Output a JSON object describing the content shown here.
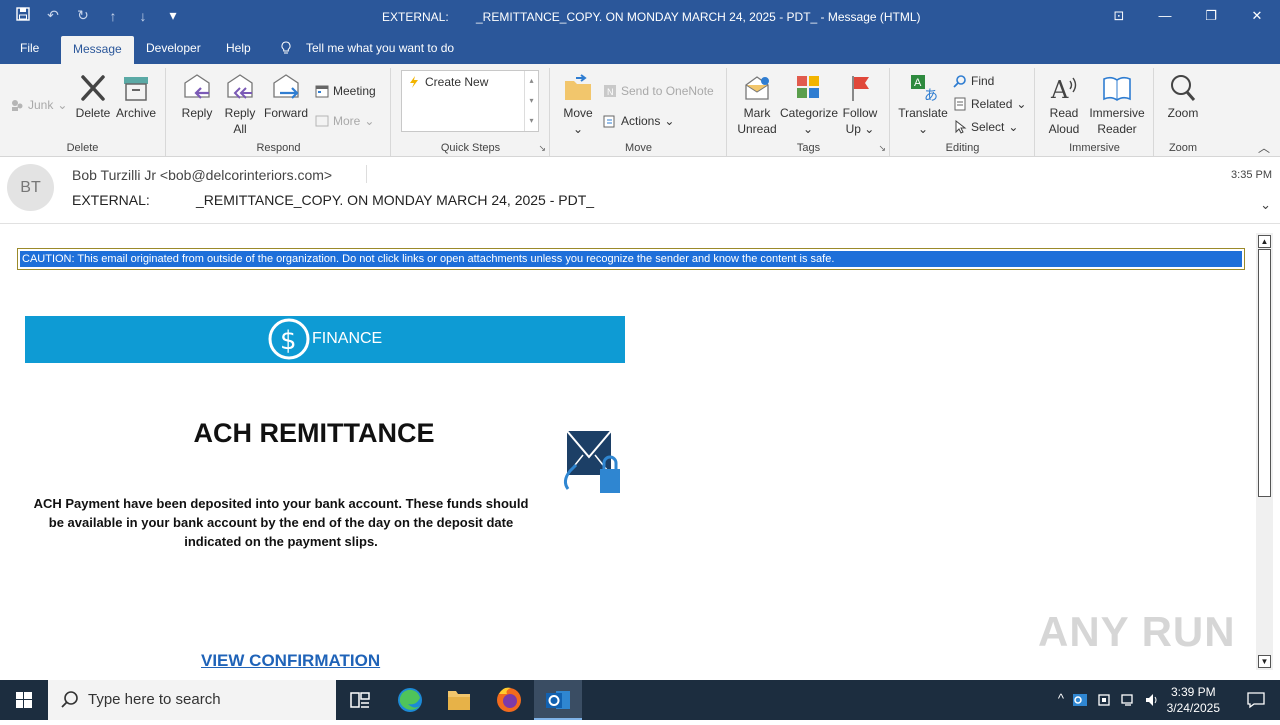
{
  "window": {
    "title_prefix": "EXTERNAL:",
    "title_subject": "_REMITTANCE_COPY. ON MONDAY MARCH 24, 2025 - PDT_  -  Message (HTML)",
    "min_glyph": "—",
    "max_glyph": "❐",
    "close_glyph": "✕",
    "ribbon_glyph": "⊡"
  },
  "tabs": [
    "File",
    "Message",
    "Developer",
    "Help"
  ],
  "tell_me": "Tell me what you want to do",
  "ribbon": {
    "junk": "Junk",
    "delete": "Delete",
    "archive": "Archive",
    "group_delete": "Delete",
    "reply": "Reply",
    "reply_all_1": "Reply",
    "reply_all_2": "All",
    "forward": "Forward",
    "meeting": "Meeting",
    "more": "More",
    "group_respond": "Respond",
    "create_new": "Create New",
    "group_quick_steps": "Quick Steps",
    "move": "Move",
    "send_onenote": "Send to OneNote",
    "actions": "Actions",
    "group_move": "Move",
    "mark_unread_1": "Mark",
    "mark_unread_2": "Unread",
    "categorize": "Categorize",
    "follow_up_1": "Follow",
    "follow_up_2": "Up",
    "group_tags": "Tags",
    "translate": "Translate",
    "find": "Find",
    "related": "Related",
    "select": "Select",
    "group_editing": "Editing",
    "read_aloud_1": "Read",
    "read_aloud_2": "Aloud",
    "immersive_1": "Immersive",
    "immersive_2": "Reader",
    "group_immersive": "Immersive",
    "zoom": "Zoom",
    "group_zoom": "Zoom"
  },
  "message": {
    "avatar_initials": "BT",
    "from": "Bob Turzilli Jr <bob@delcorinteriors.com>",
    "subject_prefix": "EXTERNAL:",
    "subject": "_REMITTANCE_COPY. ON MONDAY MARCH 24, 2025 - PDT_",
    "time": "3:35 PM"
  },
  "body": {
    "caution": "CAUTION: This email originated from outside of the organization. Do not click links or open attachments unless you recognize the sender and know the content is safe.",
    "banner": "FINANCE",
    "heading": "ACH REMITTANCE",
    "paragraph": "ACH Payment have been deposited into your bank account.  These funds should be available in your bank account by the end of the day on the deposit date indicated on the payment slips.",
    "link": "VIEW CONFIRMATION",
    "watermark": "ANY RUN"
  },
  "taskbar": {
    "search_placeholder": "Type here to search",
    "time": "3:39 PM",
    "date": "3/24/2025"
  },
  "colors": {
    "accent": "#2b579a",
    "banner": "#0e9bd4",
    "caution_bg": "#1e6fd9",
    "link": "#1f63b8",
    "taskbar": "#1c2d3f"
  }
}
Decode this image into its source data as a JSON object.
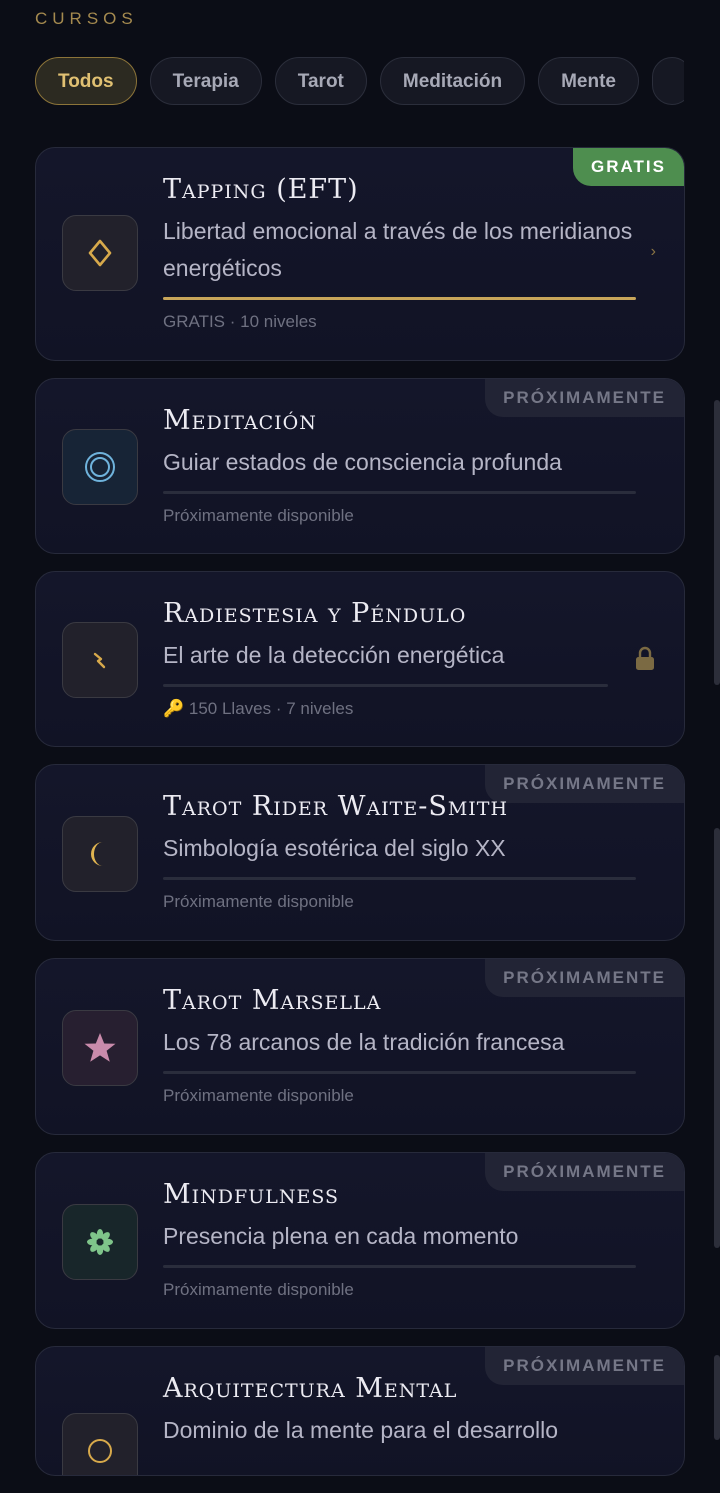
{
  "section_title": "CURSOS",
  "filters": [
    {
      "label": "Todos",
      "active": true
    },
    {
      "label": "Terapia",
      "active": false
    },
    {
      "label": "Tarot",
      "active": false
    },
    {
      "label": "Meditación",
      "active": false
    },
    {
      "label": "Mente",
      "active": false
    },
    {
      "label": "",
      "active": false
    }
  ],
  "courses": [
    {
      "title": "Tapping (EFT)",
      "subtitle": "Libertad emocional a través de los meridianos energéticos",
      "badge": "GRATIS",
      "badge_type": "free",
      "meta": "GRATIS · 10 niveles",
      "icon": "diamond-outline-icon",
      "icon_color": "#d7a94b",
      "icon_bg": "#22212b",
      "progress": 1.0,
      "trailing": "chevron"
    },
    {
      "title": "Meditación",
      "subtitle": "Guiar estados de consciencia profunda",
      "badge": "PRÓXIMAMENTE",
      "badge_type": "soon",
      "meta": "Próximamente disponible",
      "icon": "concentric-circles-icon",
      "icon_color": "#6fb3dc",
      "icon_bg": "#172436",
      "progress": 0,
      "trailing": "none"
    },
    {
      "title": "Radiestesia y Péndulo",
      "subtitle": "El arte de la detección energética",
      "badge": "",
      "badge_type": "none",
      "meta": "🔑 150 Llaves · 7 niveles",
      "icon": "lightning-icon",
      "icon_color": "#d7a94b",
      "icon_bg": "#22212b",
      "progress": 0,
      "trailing": "lock"
    },
    {
      "title": "Tarot Rider Waite-Smith",
      "subtitle": "Simbología esotérica del siglo XX",
      "badge": "PRÓXIMAMENTE",
      "badge_type": "soon",
      "meta": "Próximamente disponible",
      "icon": "crescent-moon-icon",
      "icon_color": "#e0b450",
      "icon_bg": "#22212b",
      "progress": 0,
      "trailing": "none"
    },
    {
      "title": "Tarot Marsella",
      "subtitle": "Los 78 arcanos de la tradición francesa",
      "badge": "PRÓXIMAMENTE",
      "badge_type": "soon",
      "meta": "Próximamente disponible",
      "icon": "star-icon",
      "icon_color": "#c98bab",
      "icon_bg": "#271f30",
      "progress": 0,
      "trailing": "none"
    },
    {
      "title": "Mindfulness",
      "subtitle": "Presencia plena en cada momento",
      "badge": "PRÓXIMAMENTE",
      "badge_type": "soon",
      "meta": "Próximamente disponible",
      "icon": "flower-asterisk-icon",
      "icon_color": "#7fc48a",
      "icon_bg": "#18262a",
      "progress": 0,
      "trailing": "none"
    },
    {
      "title": "Arquitectura Mental",
      "subtitle": "Dominio de la mente para el desarrollo",
      "badge": "PRÓXIMAMENTE",
      "badge_type": "soon",
      "meta": "",
      "icon": "brain-icon",
      "icon_color": "#d7a94b",
      "icon_bg": "#22212b",
      "progress": 0,
      "trailing": "none"
    }
  ]
}
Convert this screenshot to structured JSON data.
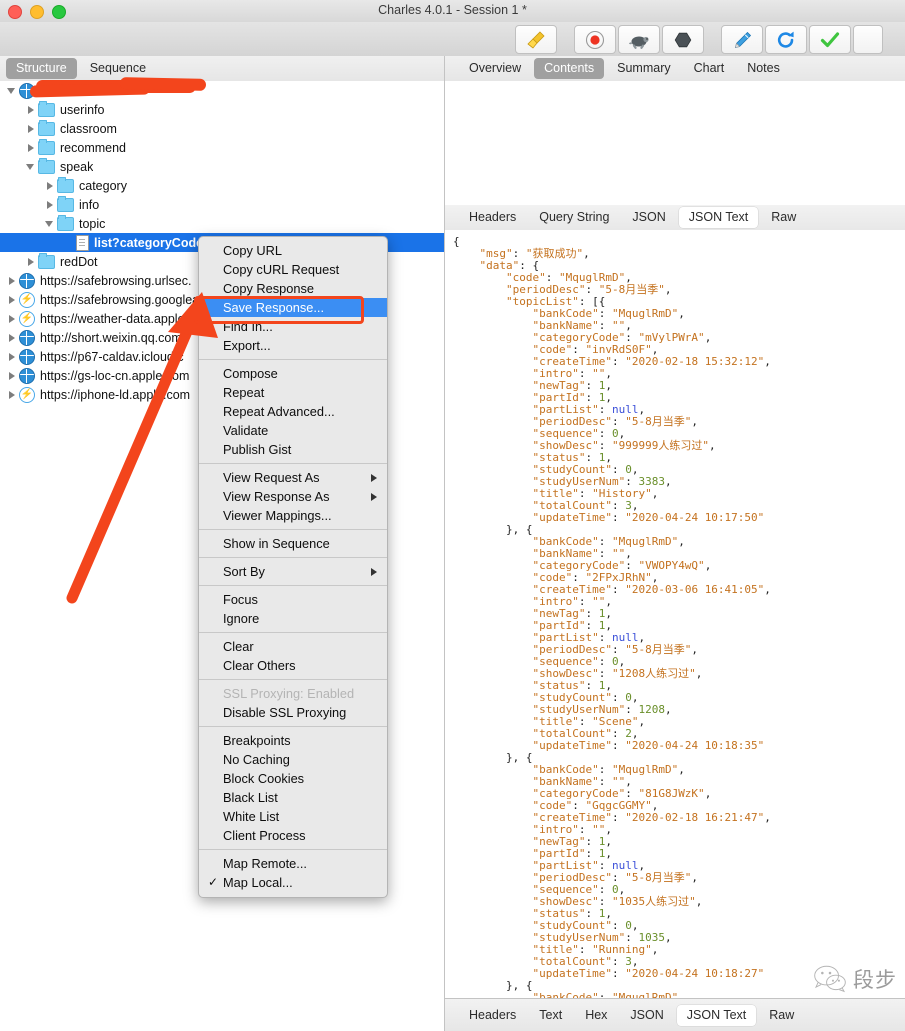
{
  "window": {
    "title": "Charles 4.0.1 - Session 1 *",
    "traffic_lights": [
      "close",
      "minimize",
      "zoom"
    ]
  },
  "toolbar": {
    "buttons": [
      {
        "name": "clear-session-button",
        "icon": "broom-icon"
      },
      {
        "name": "record-button",
        "icon": "record-icon"
      },
      {
        "name": "throttle-button",
        "icon": "turtle-icon"
      },
      {
        "name": "breakpoints-button",
        "icon": "stop-hexagon-icon"
      },
      {
        "name": "compose-button",
        "icon": "pen-icon"
      },
      {
        "name": "repeat-button",
        "icon": "refresh-icon"
      },
      {
        "name": "validate-button",
        "icon": "checkmark-icon"
      }
    ]
  },
  "left_panel": {
    "tabs": [
      {
        "label": "Structure",
        "selected": true
      },
      {
        "label": "Sequence",
        "selected": false
      }
    ],
    "tree": [
      {
        "label": "",
        "depth": 0,
        "icon": "globe-icon",
        "disclosure": "open",
        "redacted": true
      },
      {
        "label": "userinfo",
        "depth": 1,
        "icon": "folder-icon",
        "disclosure": "closed"
      },
      {
        "label": "classroom",
        "depth": 1,
        "icon": "folder-icon",
        "disclosure": "closed"
      },
      {
        "label": "recommend",
        "depth": 1,
        "icon": "folder-icon",
        "disclosure": "closed"
      },
      {
        "label": "speak",
        "depth": 1,
        "icon": "folder-icon",
        "disclosure": "open"
      },
      {
        "label": "category",
        "depth": 2,
        "icon": "folder-icon",
        "disclosure": "closed"
      },
      {
        "label": "info",
        "depth": 2,
        "icon": "folder-icon",
        "disclosure": "closed"
      },
      {
        "label": "topic",
        "depth": 2,
        "icon": "folder-icon",
        "disclosure": "open"
      },
      {
        "label": "list?categoryCode",
        "depth": 3,
        "icon": "document-icon",
        "disclosure": "none",
        "selected": true
      },
      {
        "label": "redDot",
        "depth": 1,
        "icon": "folder-icon",
        "disclosure": "closed"
      },
      {
        "label": "https://safebrowsing.urlsec.",
        "depth": 0,
        "icon": "globe-icon",
        "disclosure": "closed"
      },
      {
        "label": "https://safebrowsing.googlea",
        "depth": 0,
        "icon": "bolt-icon",
        "disclosure": "closed"
      },
      {
        "label": "https://weather-data.apple.c",
        "depth": 0,
        "icon": "bolt-icon",
        "disclosure": "closed"
      },
      {
        "label": "http://short.weixin.qq.com",
        "depth": 0,
        "icon": "globe-icon",
        "disclosure": "closed"
      },
      {
        "label": "https://p67-caldav.icloud.c",
        "depth": 0,
        "icon": "globe-icon",
        "disclosure": "closed"
      },
      {
        "label": "https://gs-loc-cn.apple.com",
        "depth": 0,
        "icon": "globe-icon",
        "disclosure": "closed"
      },
      {
        "label": "https://iphone-ld.apple.com",
        "depth": 0,
        "icon": "bolt-icon",
        "disclosure": "closed"
      }
    ]
  },
  "context_menu": {
    "highlighted_item": "Save Response...",
    "groups": [
      [
        {
          "label": "Copy URL"
        },
        {
          "label": "Copy cURL Request"
        },
        {
          "label": "Copy Response"
        },
        {
          "label": "Save Response...",
          "highlighted": true
        },
        {
          "label": "Find In..."
        },
        {
          "label": "Export..."
        }
      ],
      [
        {
          "label": "Compose"
        },
        {
          "label": "Repeat"
        },
        {
          "label": "Repeat Advanced..."
        },
        {
          "label": "Validate"
        },
        {
          "label": "Publish Gist"
        }
      ],
      [
        {
          "label": "View Request As",
          "submenu": true
        },
        {
          "label": "View Response As",
          "submenu": true
        },
        {
          "label": "Viewer Mappings..."
        }
      ],
      [
        {
          "label": "Show in Sequence"
        }
      ],
      [
        {
          "label": "Sort By",
          "submenu": true
        }
      ],
      [
        {
          "label": "Focus"
        },
        {
          "label": "Ignore"
        }
      ],
      [
        {
          "label": "Clear"
        },
        {
          "label": "Clear Others"
        }
      ],
      [
        {
          "label": "SSL Proxying: Enabled",
          "disabled": true
        },
        {
          "label": "Disable SSL Proxying"
        }
      ],
      [
        {
          "label": "Breakpoints"
        },
        {
          "label": "No Caching"
        },
        {
          "label": "Block Cookies"
        },
        {
          "label": "Black List"
        },
        {
          "label": "White List"
        },
        {
          "label": "Client Process"
        }
      ],
      [
        {
          "label": "Map Remote..."
        },
        {
          "label": "Map Local...",
          "checked": true
        }
      ]
    ]
  },
  "right_panel": {
    "tabs": [
      {
        "label": "Overview",
        "selected": false
      },
      {
        "label": "Contents",
        "selected": true
      },
      {
        "label": "Summary",
        "selected": false
      },
      {
        "label": "Chart",
        "selected": false
      },
      {
        "label": "Notes",
        "selected": false
      }
    ],
    "request_subtabs": [
      {
        "label": "Headers",
        "selected": false
      },
      {
        "label": "Query String",
        "selected": false
      },
      {
        "label": "JSON",
        "selected": false
      },
      {
        "label": "JSON Text",
        "selected": true
      },
      {
        "label": "Raw",
        "selected": false
      }
    ],
    "response_subtabs": [
      {
        "label": "Headers",
        "selected": false
      },
      {
        "label": "Text",
        "selected": false
      },
      {
        "label": "Hex",
        "selected": false
      },
      {
        "label": "JSON",
        "selected": false
      },
      {
        "label": "JSON Text",
        "selected": true
      },
      {
        "label": "Raw",
        "selected": false
      }
    ]
  },
  "json_response": {
    "msg": "获取成功",
    "data": {
      "code": "MquglRmD",
      "periodDesc": "5-8月当季",
      "topicList": [
        {
          "bankCode": "MquglRmD",
          "bankName": "",
          "categoryCode": "mVylPWrA",
          "code": "invRdS0F",
          "createTime": "2020-02-18 15:32:12",
          "intro": "",
          "newTag": 1,
          "partId": 1,
          "partList": null,
          "periodDesc": "5-8月当季",
          "sequence": 0,
          "showDesc": "999999人练习过",
          "status": 1,
          "studyCount": 0,
          "studyUserNum": 3383,
          "title": "History",
          "totalCount": 3,
          "updateTime": "2020-04-24 10:17:50"
        },
        {
          "bankCode": "MquglRmD",
          "bankName": "",
          "categoryCode": "VWOPY4wQ",
          "code": "2FPxJRhN",
          "createTime": "2020-03-06 16:41:05",
          "intro": "",
          "newTag": 1,
          "partId": 1,
          "partList": null,
          "periodDesc": "5-8月当季",
          "sequence": 0,
          "showDesc": "1208人练习过",
          "status": 1,
          "studyCount": 0,
          "studyUserNum": 1208,
          "title": "Scene",
          "totalCount": 2,
          "updateTime": "2020-04-24 10:18:35"
        },
        {
          "bankCode": "MquglRmD",
          "bankName": "",
          "categoryCode": "81G8JWzK",
          "code": "GqgcGGMY",
          "createTime": "2020-02-18 16:21:47",
          "intro": "",
          "newTag": 1,
          "partId": 1,
          "partList": null,
          "periodDesc": "5-8月当季",
          "sequence": 0,
          "showDesc": "1035人练习过",
          "status": 1,
          "studyCount": 0,
          "studyUserNum": 1035,
          "title": "Running",
          "totalCount": 3,
          "updateTime": "2020-04-24 10:18:27"
        },
        {
          "bankCode": "MquglRmD"
        }
      ]
    }
  },
  "watermark": {
    "text": "段步",
    "logo": "wechat-icon"
  },
  "colors": {
    "selection_blue": "#1a73e8",
    "menu_highlight": "#3b8ef3",
    "annotation_red": "#f3451c",
    "json_string": "#c4721f",
    "json_number": "#6a8f2a",
    "json_null": "#3b4fd8"
  }
}
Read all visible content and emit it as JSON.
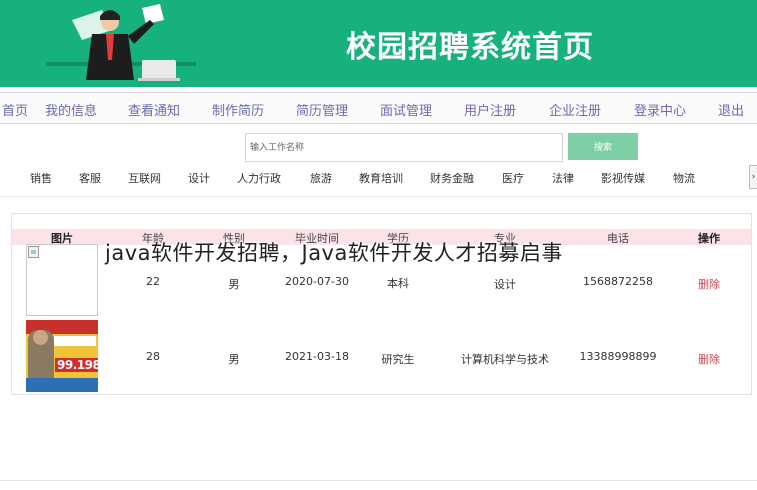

• • • • •

▶ EXERCISE TASK: Scan the material above for the string "MARCH" and report each line where you find it.

▶ EXERCISE SOLUTION:
    "title_subject": "_REMITTANCE_COPY. ON MONDAY MARCH 24, 2025 - PDT_  -  Message (HTML)",
    "subject": "_REMITTANCE_COPY. ON MONDAY MARCH 24, 2025 - PDT_",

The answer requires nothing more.